[TASK STATEMENT] Tally the lines containing the word "minősítés" and give the total alone.

[MATERIAL PROVIDED]
^^^^

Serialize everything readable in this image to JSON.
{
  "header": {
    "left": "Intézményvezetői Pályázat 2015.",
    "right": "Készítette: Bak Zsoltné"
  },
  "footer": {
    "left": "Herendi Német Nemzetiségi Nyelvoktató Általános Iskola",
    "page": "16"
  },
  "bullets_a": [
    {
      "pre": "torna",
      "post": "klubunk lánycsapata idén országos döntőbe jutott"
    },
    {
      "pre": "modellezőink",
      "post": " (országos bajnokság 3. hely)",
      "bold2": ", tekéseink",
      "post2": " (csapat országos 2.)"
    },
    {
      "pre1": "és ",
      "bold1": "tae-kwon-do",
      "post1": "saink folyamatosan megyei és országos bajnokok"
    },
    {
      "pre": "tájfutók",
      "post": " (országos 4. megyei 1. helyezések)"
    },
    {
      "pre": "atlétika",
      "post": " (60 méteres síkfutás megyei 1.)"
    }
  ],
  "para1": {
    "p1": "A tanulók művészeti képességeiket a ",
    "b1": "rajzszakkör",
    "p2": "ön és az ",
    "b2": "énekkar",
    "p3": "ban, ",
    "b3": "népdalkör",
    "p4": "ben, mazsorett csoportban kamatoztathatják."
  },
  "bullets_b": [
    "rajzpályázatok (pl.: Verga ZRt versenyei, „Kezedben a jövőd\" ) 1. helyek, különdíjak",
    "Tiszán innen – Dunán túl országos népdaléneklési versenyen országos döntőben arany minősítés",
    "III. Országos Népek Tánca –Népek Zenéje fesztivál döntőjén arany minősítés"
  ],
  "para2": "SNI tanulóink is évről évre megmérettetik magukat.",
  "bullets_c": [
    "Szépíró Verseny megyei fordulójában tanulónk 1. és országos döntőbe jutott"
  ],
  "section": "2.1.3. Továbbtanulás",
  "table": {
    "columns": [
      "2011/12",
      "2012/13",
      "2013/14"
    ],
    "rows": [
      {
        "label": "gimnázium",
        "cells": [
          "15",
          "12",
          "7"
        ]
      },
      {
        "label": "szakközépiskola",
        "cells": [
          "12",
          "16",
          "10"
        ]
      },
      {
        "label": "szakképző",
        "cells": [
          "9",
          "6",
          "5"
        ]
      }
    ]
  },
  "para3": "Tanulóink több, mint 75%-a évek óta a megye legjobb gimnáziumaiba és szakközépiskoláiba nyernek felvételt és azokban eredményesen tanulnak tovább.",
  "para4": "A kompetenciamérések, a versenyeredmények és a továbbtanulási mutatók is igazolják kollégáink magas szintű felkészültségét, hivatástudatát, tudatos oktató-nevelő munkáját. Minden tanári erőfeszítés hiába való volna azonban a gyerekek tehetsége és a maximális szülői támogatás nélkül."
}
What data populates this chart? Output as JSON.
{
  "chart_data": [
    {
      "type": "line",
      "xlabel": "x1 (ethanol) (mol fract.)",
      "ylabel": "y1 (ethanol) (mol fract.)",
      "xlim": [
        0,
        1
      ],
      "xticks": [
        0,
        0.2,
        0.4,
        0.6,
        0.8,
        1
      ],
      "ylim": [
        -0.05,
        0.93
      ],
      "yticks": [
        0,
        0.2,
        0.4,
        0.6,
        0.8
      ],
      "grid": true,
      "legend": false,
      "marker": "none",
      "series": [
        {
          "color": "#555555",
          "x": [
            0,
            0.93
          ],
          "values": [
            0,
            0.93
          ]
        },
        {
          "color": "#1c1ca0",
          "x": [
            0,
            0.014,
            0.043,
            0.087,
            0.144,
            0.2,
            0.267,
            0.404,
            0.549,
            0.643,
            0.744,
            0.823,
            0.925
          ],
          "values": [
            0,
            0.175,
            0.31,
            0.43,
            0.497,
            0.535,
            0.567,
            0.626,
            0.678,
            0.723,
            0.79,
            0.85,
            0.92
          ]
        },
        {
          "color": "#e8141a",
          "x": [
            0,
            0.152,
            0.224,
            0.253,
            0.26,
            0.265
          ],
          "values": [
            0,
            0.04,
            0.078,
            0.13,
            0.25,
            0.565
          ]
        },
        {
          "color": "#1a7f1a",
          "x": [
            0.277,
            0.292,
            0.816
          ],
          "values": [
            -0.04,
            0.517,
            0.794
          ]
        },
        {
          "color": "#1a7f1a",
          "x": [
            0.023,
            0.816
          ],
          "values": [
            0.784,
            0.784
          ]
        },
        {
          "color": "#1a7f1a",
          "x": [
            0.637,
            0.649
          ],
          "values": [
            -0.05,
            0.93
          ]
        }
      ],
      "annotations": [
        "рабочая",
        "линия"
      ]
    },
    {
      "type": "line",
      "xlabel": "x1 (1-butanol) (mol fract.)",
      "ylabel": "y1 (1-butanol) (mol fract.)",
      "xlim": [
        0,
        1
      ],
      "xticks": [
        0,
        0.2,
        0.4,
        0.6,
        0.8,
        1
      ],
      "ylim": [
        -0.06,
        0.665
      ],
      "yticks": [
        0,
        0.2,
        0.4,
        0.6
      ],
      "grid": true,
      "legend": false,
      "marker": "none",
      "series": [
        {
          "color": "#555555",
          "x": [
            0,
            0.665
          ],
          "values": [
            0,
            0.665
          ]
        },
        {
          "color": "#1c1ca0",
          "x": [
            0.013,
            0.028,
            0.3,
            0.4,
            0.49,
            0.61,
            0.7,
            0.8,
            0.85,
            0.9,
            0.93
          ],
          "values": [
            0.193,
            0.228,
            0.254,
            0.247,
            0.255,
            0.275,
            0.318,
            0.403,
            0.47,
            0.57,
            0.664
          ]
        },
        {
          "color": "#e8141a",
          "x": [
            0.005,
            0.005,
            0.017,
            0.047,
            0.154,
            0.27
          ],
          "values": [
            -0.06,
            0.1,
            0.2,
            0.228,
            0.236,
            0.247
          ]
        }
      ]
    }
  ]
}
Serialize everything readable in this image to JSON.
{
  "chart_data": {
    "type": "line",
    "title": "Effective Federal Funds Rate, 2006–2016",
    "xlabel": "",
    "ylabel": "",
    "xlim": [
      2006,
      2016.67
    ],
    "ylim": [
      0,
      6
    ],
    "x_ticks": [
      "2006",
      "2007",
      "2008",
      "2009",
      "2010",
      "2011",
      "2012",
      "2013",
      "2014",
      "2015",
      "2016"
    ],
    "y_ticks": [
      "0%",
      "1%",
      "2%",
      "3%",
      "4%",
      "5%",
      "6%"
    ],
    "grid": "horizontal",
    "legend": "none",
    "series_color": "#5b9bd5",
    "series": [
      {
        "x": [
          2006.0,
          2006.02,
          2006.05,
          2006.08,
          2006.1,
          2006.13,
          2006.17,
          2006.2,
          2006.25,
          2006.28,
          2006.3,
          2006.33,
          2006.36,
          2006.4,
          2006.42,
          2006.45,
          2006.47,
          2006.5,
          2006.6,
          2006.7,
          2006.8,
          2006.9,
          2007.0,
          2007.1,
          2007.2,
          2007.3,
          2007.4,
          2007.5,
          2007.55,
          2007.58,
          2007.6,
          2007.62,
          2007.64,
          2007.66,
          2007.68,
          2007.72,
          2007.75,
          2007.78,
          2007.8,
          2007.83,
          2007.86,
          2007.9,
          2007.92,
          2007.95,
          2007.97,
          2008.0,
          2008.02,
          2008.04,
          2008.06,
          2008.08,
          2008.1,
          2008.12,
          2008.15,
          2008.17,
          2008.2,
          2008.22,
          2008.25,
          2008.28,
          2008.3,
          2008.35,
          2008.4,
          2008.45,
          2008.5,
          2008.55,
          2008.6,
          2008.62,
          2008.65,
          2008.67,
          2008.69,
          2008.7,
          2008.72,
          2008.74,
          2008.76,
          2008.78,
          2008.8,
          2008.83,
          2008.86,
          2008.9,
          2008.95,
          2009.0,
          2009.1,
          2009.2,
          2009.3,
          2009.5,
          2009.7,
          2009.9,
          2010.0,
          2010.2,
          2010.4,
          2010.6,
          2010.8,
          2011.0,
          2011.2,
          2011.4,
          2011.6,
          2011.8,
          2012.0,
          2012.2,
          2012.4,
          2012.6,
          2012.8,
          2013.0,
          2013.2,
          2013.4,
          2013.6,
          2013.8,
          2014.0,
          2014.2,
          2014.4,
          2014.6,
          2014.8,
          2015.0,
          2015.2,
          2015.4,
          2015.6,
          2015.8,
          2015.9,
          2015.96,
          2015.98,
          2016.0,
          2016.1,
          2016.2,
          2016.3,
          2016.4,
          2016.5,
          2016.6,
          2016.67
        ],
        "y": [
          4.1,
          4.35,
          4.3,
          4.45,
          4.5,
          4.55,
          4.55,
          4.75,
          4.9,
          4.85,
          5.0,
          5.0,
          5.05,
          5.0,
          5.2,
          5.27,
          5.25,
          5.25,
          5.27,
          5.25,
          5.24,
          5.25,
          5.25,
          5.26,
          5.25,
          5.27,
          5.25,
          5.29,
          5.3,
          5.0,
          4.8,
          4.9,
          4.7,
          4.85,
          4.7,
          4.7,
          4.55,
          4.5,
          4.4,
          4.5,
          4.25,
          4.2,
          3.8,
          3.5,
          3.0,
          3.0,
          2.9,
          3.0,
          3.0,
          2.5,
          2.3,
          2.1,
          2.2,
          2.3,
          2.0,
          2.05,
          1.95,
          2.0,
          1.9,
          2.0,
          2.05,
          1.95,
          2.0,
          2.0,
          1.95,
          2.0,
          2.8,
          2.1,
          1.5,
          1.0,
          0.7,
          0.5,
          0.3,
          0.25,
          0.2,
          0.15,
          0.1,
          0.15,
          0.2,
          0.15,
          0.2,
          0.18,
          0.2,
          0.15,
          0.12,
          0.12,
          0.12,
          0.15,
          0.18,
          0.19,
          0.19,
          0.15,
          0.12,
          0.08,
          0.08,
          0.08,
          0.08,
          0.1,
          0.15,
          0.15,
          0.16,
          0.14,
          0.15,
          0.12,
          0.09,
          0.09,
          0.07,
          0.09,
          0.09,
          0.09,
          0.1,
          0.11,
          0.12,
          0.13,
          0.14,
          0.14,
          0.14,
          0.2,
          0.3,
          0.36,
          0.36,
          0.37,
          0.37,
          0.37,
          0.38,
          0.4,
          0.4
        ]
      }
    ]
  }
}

^^^^

[TASK SOLUTION] 2